**Prompt**
Would you pull out every line of the material that contains the string "puolueensa"?

Collected data:
■ ■ ■ ■ ■ ■ ■

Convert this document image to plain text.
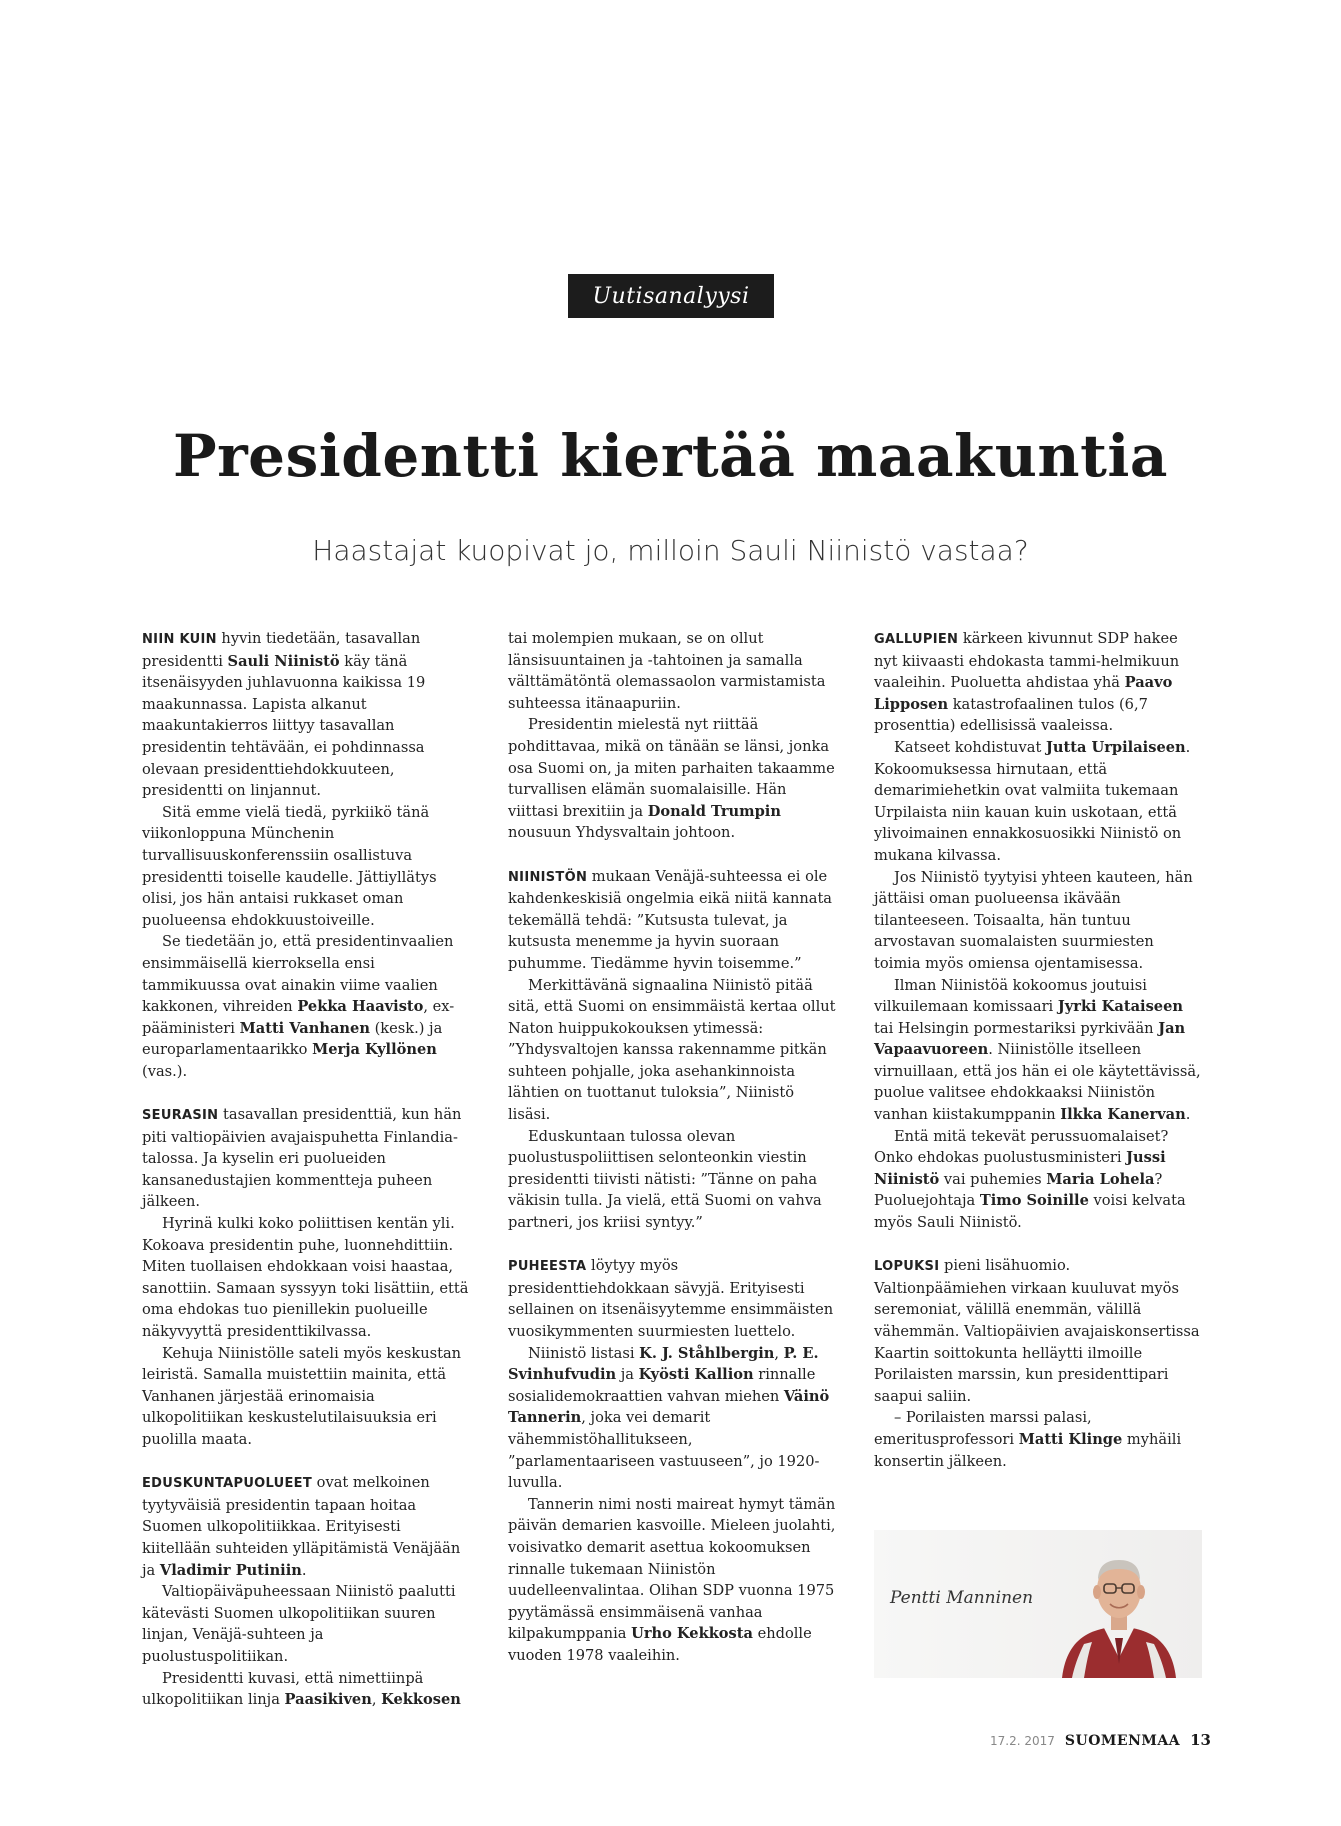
Uutisanalyysi
Presidentti kiertää maakuntia
Haastajat kuopivat jo, milloin Sauli Niinistö vastaa?

NIIN KUIN hyvin tiedetään, tasavallan presidentti Sauli Niinistö käy tänä itsenäisyyden juhlavuonna kaikissa 19 maakunnassa. Lapista alkanut maakuntakierros liittyy tasavallan presidentin tehtävään, ei pohdinnassa olevaan presidenttiehdokkuuteen, presidentti on linjannut.

Sitä emme vielä tiedä, pyrkiikö tänä viikonloppuna Münchenin turvallisuuskonferenssiin osallistuva presidentti toiselle kaudelle. Jättiyllätys olisi, jos hän antaisi rukkaset oman puolueensa ehdokkuustoiveille.

Se tiedetään jo, että presidentinvaalien ensimmäisellä kierroksella ensi tammikuussa ovat ainakin viime vaalien kakkonen, vihreiden Pekka Haavisto, ex-pääministeri Matti Vanhanen (kesk.) ja europarlamentaarikko Merja Kyllönen (vas.).

SEURASIN tasavallan presidenttiä, kun hän piti valtiopäivien avajaispuhetta Finlandia-talossa. Ja kyselin eri puolueiden kansanedustajien kommentteja puheen jälkeen.

Hyrinä kulki koko poliittisen kentän yli. Kokoava presidentin puhe, luonnehdittiin. Miten tuollaisen ehdokkaan voisi haastaa, sanottiin. Samaan syssyyn toki lisättiin, että oma ehdokas tuo pienillekin puolueille näkyvyyttä presidenttikilvassa.

Kehuja Niinistölle sateli myös keskustan leiristä. Samalla muistettiin mainita, että Vanhanen järjestää erinomaisia ulkopolitiikan keskustelutilaisuuksia eri puolilla maata.

EDUSKUNTAPUOLUEET ovat melkoinen tyytyväisiä presidentin tapaan hoitaa Suomen ulkopolitiikkaa. Erityisesti kiitellään suhteiden ylläpitämistä Venäjään ja Vladimir Putiniin.

Valtiopäiväpuheessaan Niinistö paalutti kätevästi Suomen ulkopolitiikan suuren linjan, Venäjä-suhteen ja puolustuspolitiikan.

Presidentti kuvasi, että nimettiinpä ulkopolitiikan linja Paasikiven, Kekkosen

tai molempien mukaan, se on ollut länsisuuntainen ja -tahtoinen ja samalla välttämätöntä olemassaolon varmistamista suhteessa itänaapuriin.

Presidentin mielestä nyt riittää pohdittavaa, mikä on tänään se länsi, jonka osa Suomi on, ja miten parhaiten takaamme turvallisen elämän suomalaisille. Hän viittasi brexitiin ja Donald Trumpin nousuun Yhdysvaltain johtoon.

NIINISTÖN mukaan Venäjä-suhteessa ei ole kahdenkeskisiä ongelmia eikä niitä kannata tekemällä tehdä: ”Kutsusta tulevat, ja kutsusta menemme ja hyvin suoraan puhumme. Tiedämme hyvin toisemme.”

Merkittävänä signaalina Niinistö pitää sitä, että Suomi on ensimmäistä kertaa ollut Naton huippukokouksen ytimessä: ”Yhdysvaltojen kanssa rakennamme pitkän suhteen pohjalle, joka asehankinnoista lähtien on tuottanut tuloksia”, Niinistö lisäsi.

Eduskuntaan tulossa olevan puolustuspoliittisen selonteonkin viestin presidentti tiivisti nätisti: ”Tänne on paha väkisin tulla. Ja vielä, että Suomi on vahva partneri, jos kriisi syntyy.”

PUHEESTA löytyy myös presidenttiehdokkaan sävyjä. Erityisesti sellainen on itsenäisyytemme ensimmäisten vuosikymmenten suurmiesten luettelo.

Niinistö listasi K. J. Ståhlbergin, P. E. Svinhufvudin ja Kyösti Kallion rinnalle sosialidemokraattien vahvan miehen Väinö Tannerin, joka vei demarit vähemmistöhallitukseen, ”parlamentaariseen vastuuseen”, jo 1920-luvulla.

Tannerin nimi nosti maireat hymyt tämän päivän demarien kasvoille. Mieleen juolahti, voisivatko demarit asettua kokoomuksen rinnalle tukemaan Niinistön uudelleenvalintaa. Olihan SDP vuonna 1975 pyytämässä ensimmäisenä vanhaa kilpakumppania Urho Kekkosta ehdolle vuoden 1978 vaaleihin.

GALLUPIEN kärkeen kivunnut SDP hakee nyt kiivaasti ehdokasta tammi-helmikuun vaaleihin. Puoluetta ahdistaa yhä Paavo Lipposen katastrofaalinen tulos (6,7 prosenttia) edellisissä vaaleissa.

Katseet kohdistuvat Jutta Urpilaiseen. Kokoomuksessa hirnutaan, että demarimiehetkin ovat valmiita tukemaan Urpilaista niin kauan kuin uskotaan, että ylivoimainen ennakkosuosikki Niinistö on mukana kilvassa.

Jos Niinistö tyytyisi yhteen kauteen, hän jättäisi oman puolueensa ikävään tilanteeseen. Toisaalta, hän tuntuu arvostavan suomalaisten suurmiesten toimia myös omiensa ojentamisessa.

Ilman Niinistöä kokoomus joutuisi vilkuilemaan komissaari Jyrki Kataiseen tai Helsingin pormestariksi pyrkivään Jan Vapaavuoreen. Niinistölle itselleen virnuillaan, että jos hän ei ole käytettävissä, puolue valitsee ehdokkaaksi Niinistön vanhan kiistakumppanin Ilkka Kanervan.

Entä mitä tekevät perussuomalaiset? Onko ehdokas puolustusministeri Jussi Niinistö vai puhemies Maria Lohela? Puoluejohtaja Timo Soinille voisi kelvata myös Sauli Niinistö.

LOPUKSI pieni lisähuomio. Valtionpäämiehen virkaan kuuluvat myös seremoniat, välillä enemmän, välillä vähemmän. Valtiopäivien avajaiskonsertissa Kaartin soittokunta helläytti ilmoille Porilaisten marssin, kun presidenttipari saapui saliin.

– Porilaisten marssi palasi, emeritusprofessori Matti Klinge myhäili konsertin jälkeen.

Pentti Manninen
17.2. 2017 SUOMENMAA 13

■ ■ ■ ■ ■ ■ ■

**In response**
Sitä emme vielä tiedä, pyrkiikö tänä viikonloppuna Münchenin turvallisuuskonferenssiin osallistuva presidentti toiselle kaudelle. Jättiyllätys olisi, jos hän antaisi rukkaset oman puolueensa ehdokkuustoiveille.
Jos Niinistö tyytyisi yhteen kauteen, hän jättäisi oman puolueensa ikävään tilanteeseen. Toisaalta, hän tuntuu arvostavan suomalaisten suurmiesten toimia myös omiensa ojentamisessa.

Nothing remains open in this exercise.